What this task involves: Give back the entire listing verbatim.

* begin Input records *

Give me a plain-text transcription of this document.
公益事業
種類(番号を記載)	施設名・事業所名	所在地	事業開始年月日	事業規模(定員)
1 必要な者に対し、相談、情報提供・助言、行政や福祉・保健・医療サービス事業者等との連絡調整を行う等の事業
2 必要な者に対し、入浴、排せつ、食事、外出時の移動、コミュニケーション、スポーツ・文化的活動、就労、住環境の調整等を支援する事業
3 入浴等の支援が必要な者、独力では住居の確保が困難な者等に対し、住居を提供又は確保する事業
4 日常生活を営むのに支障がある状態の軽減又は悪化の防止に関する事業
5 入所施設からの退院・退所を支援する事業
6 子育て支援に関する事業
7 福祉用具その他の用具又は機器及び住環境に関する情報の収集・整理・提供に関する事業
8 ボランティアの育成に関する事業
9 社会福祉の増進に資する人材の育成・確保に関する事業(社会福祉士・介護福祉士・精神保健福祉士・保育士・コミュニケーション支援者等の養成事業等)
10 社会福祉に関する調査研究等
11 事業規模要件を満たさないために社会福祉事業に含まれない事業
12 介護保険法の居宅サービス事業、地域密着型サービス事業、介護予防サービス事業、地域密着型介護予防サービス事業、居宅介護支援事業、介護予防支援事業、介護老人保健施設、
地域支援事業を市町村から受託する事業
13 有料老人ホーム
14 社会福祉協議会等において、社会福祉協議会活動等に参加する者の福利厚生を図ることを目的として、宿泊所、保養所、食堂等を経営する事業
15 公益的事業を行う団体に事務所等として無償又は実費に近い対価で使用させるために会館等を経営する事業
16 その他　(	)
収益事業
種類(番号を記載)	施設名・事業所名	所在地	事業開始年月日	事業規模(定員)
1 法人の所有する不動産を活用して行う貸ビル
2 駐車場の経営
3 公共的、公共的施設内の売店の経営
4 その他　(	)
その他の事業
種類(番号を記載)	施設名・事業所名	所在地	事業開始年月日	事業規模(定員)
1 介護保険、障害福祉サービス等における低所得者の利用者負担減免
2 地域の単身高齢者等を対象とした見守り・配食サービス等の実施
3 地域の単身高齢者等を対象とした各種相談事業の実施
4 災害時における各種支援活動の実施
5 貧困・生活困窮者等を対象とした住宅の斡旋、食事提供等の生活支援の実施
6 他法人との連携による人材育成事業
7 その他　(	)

* end Input records *

Exercise response:
Give me a plain-text transcription of this document.
公益事業
種類(番号を記載)	施設名・事業所名	所在地	事業開始年月日	事業規模(定員)
1 必要な者に対し、相談、情報提供・助言、行政や福祉・保健・医療サービス事業者等との連絡調整を行う等の事業
2 必要な者に対し、入浴、排せつ、食事、外出時の移動、コミュニケーション、スポーツ・文化的活動、就労、住環境の調整等を支援する事業
3 入浴等の支援が必要な者、独力では住居の確保が困難な者等に対し、住居を提供又は確保する事業
4 日常生活を営むのに支障がある状態の軽減又は悪化の防止に関する事業
5 入所施設からの退院・退所を支援する事業
6 子育て支援に関する事業
7 福祉用具その他の用具又は機器及び住環境に関する情報の収集・整理・提供に関する事業
8 ボランティアの育成に関する事業
9 社会福祉の増進に資する人材の育成・確保に関する事業(社会福祉士・介護福祉士・精神保健福祉士・保育士・コミュニケーション支援者等の養成事業等)
10 社会福祉に関する調査研究等
11 事業規模要件を満たさないために社会福祉事業に含まれない事業
12 介護保険法の居宅サービス事業、地域密着型サービス事業、介護予防サービス事業、地域密着型介護予防サービス事業、居宅介護支援事業、介護予防支援事業、介護老人保健施設、
地域支援事業を市町村から受託する事業
13 有料老人ホーム
14 社会福祉協議会等において、社会福祉協議会活動等に参加する者の福利厚生を図ることを目的として、宿泊所、保養所、食堂等を経営する事業
15 公益的事業を行う団体に事務所等として無償又は実費に近い対価で使用させるために会館等を経営する事業
16 その他　(	)
収益事業
種類(番号を記載)	施設名・事業所名	所在地	事業開始年月日	事業規模(定員)
1 法人の所有する不動産を活用して行う貸ビル
2 駐車場の経営
3 公共的、公共的施設内の売店の経営
4 その他　(	)
その他の事業
種類(番号を記載)	施設名・事業所名	所在地	事業開始年月日	事業規模(定員)
1 介護保険、障害福祉サービス等における低所得者の利用者負担減免
2 地域の単身高齢者等を対象とした見守り・配食サービス等の実施
3 地域の単身高齢者等を対象とした各種相談事業の実施
4 災害時における各種支援活動の実施
5 貧困・生活困窮者等を対象とした住宅の斡旋、食事提供等の生活支援の実施
6 他法人との連携による人材育成事業
7 その他　(	)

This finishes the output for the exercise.